▶ PROBLEMS AND TASKS:
• A. In the Michigan–Wisconsin recap, who plays David Foster Wallace in The End of the Tour?
• B. Copy the Michigan–Wisconsin recap word for word, starting with "The rest of" and going on through "movie, plays DFW.".

▶ DOCUMENT EXTRACT:
=====
[Bryan Fuller]

A Funeral For Geese Comment Count

Brian September 23rd, 2019 at 12:48 PM

9/21/2019 – Michigan 14, Wisconsin 35 – 2-1, 0-1 Big Ten

The End of the Tour, a movie about Rolling Stone writer David Lipsky glomming on to David Foster Wallace at the end of his Infinite Jest book tour, is immediately good. The first sensory experience the movie gives you is the ultra-deep cut instrumental from REM's Automatic For the People:

This is a song with no oboes in it that sounds like nothing but oboes. It is weird, lilting, and mournful, a funeral for geese. The opening scene of the movie is Lipsky getting a call from someone trying to confirm a rumor that Wallace has committed suicide, because Lipsky once spent a few days on the road with him.

Wallace has. Lipsky goes through his tapes.

[After THE JUMP: marshmallows!]

The rest of the movie is a flashback to those few days on the road. Two highbrow white guys talk to each other about stuff. Mostly about how they are precarious and alone, the guy with the critic-melting novel and the other guy with a novel who also writes for Rolling Stone. Sometimes they bluff. The introduction of a woman, any woman, is cause for a tiff. Jason Segel, the guy who's inserted by default as Affable Stoner in every Judd Apatow movie, plays DFW.

I know, okay? I know. It sat in our Netflix queue for months, looming, more a threat than a promise. But you watch it for a bit and questions surface. Questions like:

  • How did this get made?
=====
▶ DATA ENTRIES:
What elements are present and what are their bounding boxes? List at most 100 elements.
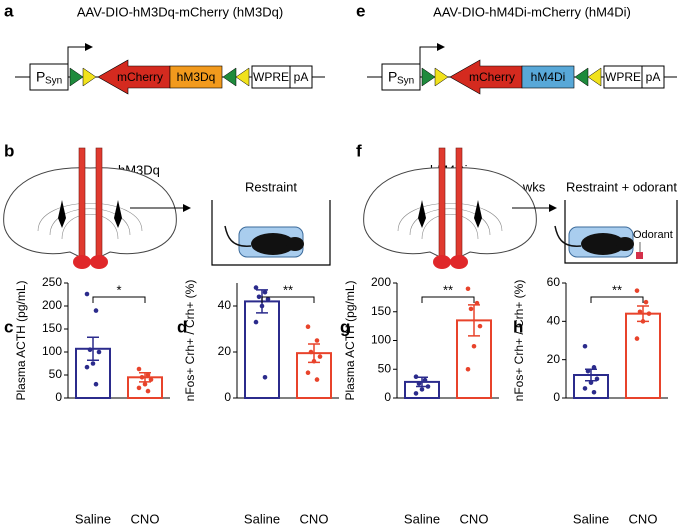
data-point xyxy=(585,368,591,374)
y-axis-label: Plasma ACTH (pg/mL) xyxy=(14,280,28,400)
ventricle xyxy=(58,200,66,228)
x-tick-label: Saline xyxy=(573,511,609,526)
y-tick-label: 200 xyxy=(371,275,391,289)
data-point xyxy=(253,319,259,325)
data-point xyxy=(591,365,597,370)
injection-site xyxy=(90,255,108,269)
pa: pA xyxy=(294,70,309,84)
restraint-box xyxy=(564,200,678,264)
y-tick-label: 200 xyxy=(42,298,62,312)
error-bar xyxy=(139,371,151,383)
injection-site xyxy=(450,255,468,269)
panel-letter: g xyxy=(340,317,350,336)
data-point xyxy=(465,286,471,292)
data-point xyxy=(416,381,422,386)
y-tick-label: 40 xyxy=(218,298,232,312)
y-tick-label: 60 xyxy=(547,275,561,289)
data-point xyxy=(136,385,142,391)
significance: ** xyxy=(283,282,293,297)
data-point xyxy=(256,294,262,300)
data-point xyxy=(314,377,320,382)
panel-letter: a xyxy=(4,1,14,20)
data-point xyxy=(594,376,600,382)
brain-outline xyxy=(363,167,537,263)
odorant-source xyxy=(636,252,643,259)
mouse-body xyxy=(251,233,295,255)
lox2272 xyxy=(235,67,250,87)
data-point xyxy=(634,288,640,293)
data-point xyxy=(265,296,271,302)
significance-bracket xyxy=(92,296,146,303)
data-point xyxy=(311,358,317,364)
data-point xyxy=(305,370,311,376)
panel-letter: e xyxy=(356,1,365,20)
data-point xyxy=(93,308,99,313)
data-point xyxy=(634,336,640,341)
data-point xyxy=(413,374,419,380)
data-point xyxy=(425,384,431,389)
pa: pA xyxy=(646,70,661,84)
receptor: hM4Di xyxy=(531,70,566,84)
panel-letter: b xyxy=(4,141,14,160)
data-point xyxy=(145,372,151,378)
y-tick-label: 0 xyxy=(55,390,62,404)
y-tick-label: 50 xyxy=(378,361,392,375)
brain-contour xyxy=(61,213,119,240)
odorant-label: Odorant xyxy=(633,229,673,241)
data-point xyxy=(87,347,93,353)
data-point xyxy=(582,386,588,391)
promoter: P xyxy=(36,69,45,85)
data-point xyxy=(317,354,323,359)
data-point xyxy=(588,380,594,385)
x-tick-label: CNO xyxy=(460,511,489,526)
data-point xyxy=(471,343,477,349)
y-tick-label: 50 xyxy=(49,367,63,381)
data-point xyxy=(93,381,99,387)
wpre: WPRE xyxy=(605,70,641,84)
brain-contour xyxy=(421,213,479,240)
loxp xyxy=(222,67,237,87)
pa-box xyxy=(289,65,313,89)
tss-arrow xyxy=(67,43,93,64)
loxp xyxy=(421,67,436,87)
mouse-body xyxy=(581,233,625,255)
x-tick-label: Saline xyxy=(75,511,111,526)
data-point xyxy=(90,361,96,366)
mouse-head xyxy=(286,237,304,251)
optic-fiber xyxy=(438,147,446,257)
y-tick-label: 100 xyxy=(371,333,391,347)
y-tick-label: 100 xyxy=(42,344,62,358)
y-axis-label: Plasma ACTH (pg/mL) xyxy=(343,280,357,400)
data-point xyxy=(422,377,428,383)
y-tick-label: 0 xyxy=(224,390,231,404)
significance-bracket xyxy=(261,296,315,303)
significance-bracket xyxy=(421,296,475,303)
promoter-sub: Syn xyxy=(397,76,414,87)
ventricle xyxy=(418,200,426,228)
data-point xyxy=(305,324,311,330)
y-tick-label: 40 xyxy=(547,314,561,328)
significance: * xyxy=(116,282,121,297)
y-tick-label: 20 xyxy=(547,352,561,366)
panel-letter: c xyxy=(4,317,13,336)
data-point xyxy=(139,375,145,380)
brain-outline xyxy=(3,167,177,263)
data-point xyxy=(262,375,268,380)
x-tick-label: Saline xyxy=(244,511,280,526)
construct-title: AAV-DIO-hM4Di-mCherry (hM4Di) xyxy=(433,4,631,19)
significance: ** xyxy=(443,282,453,297)
data-point xyxy=(84,291,90,297)
y-tick-label: 20 xyxy=(218,344,232,358)
brain-section xyxy=(3,147,177,269)
y-axis-label: nFos+ Crh+ / Crh+ (%) xyxy=(512,280,526,402)
optic-fiber xyxy=(78,147,86,257)
data-point xyxy=(253,285,259,290)
data-point xyxy=(259,303,265,309)
lox2272 xyxy=(82,67,97,87)
data-point xyxy=(640,319,646,324)
optic-fiber xyxy=(455,147,463,257)
promoter-sub: Syn xyxy=(45,76,62,87)
data-point xyxy=(643,299,649,305)
x-tick-label: CNO xyxy=(300,511,329,526)
data-point xyxy=(468,306,474,312)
=====
▶ SOLUTIONS BY TASK:
• A. Jason Segel

• B.
The rest of the movie is a flashback to those few days on the road. Two highbrow white guys talk to each other about stuff. Mostly about how they are precarious and alone, the guy with the critic-melting novel and the other guy with a novel who also writes for Rolling Stone. Sometimes they bluff. The introduction of a woman, any woman, is cause for a tiff. Jason Segel, the guy who's inserted by default as Affable Stoner in every Judd Apatow movie, plays DFW.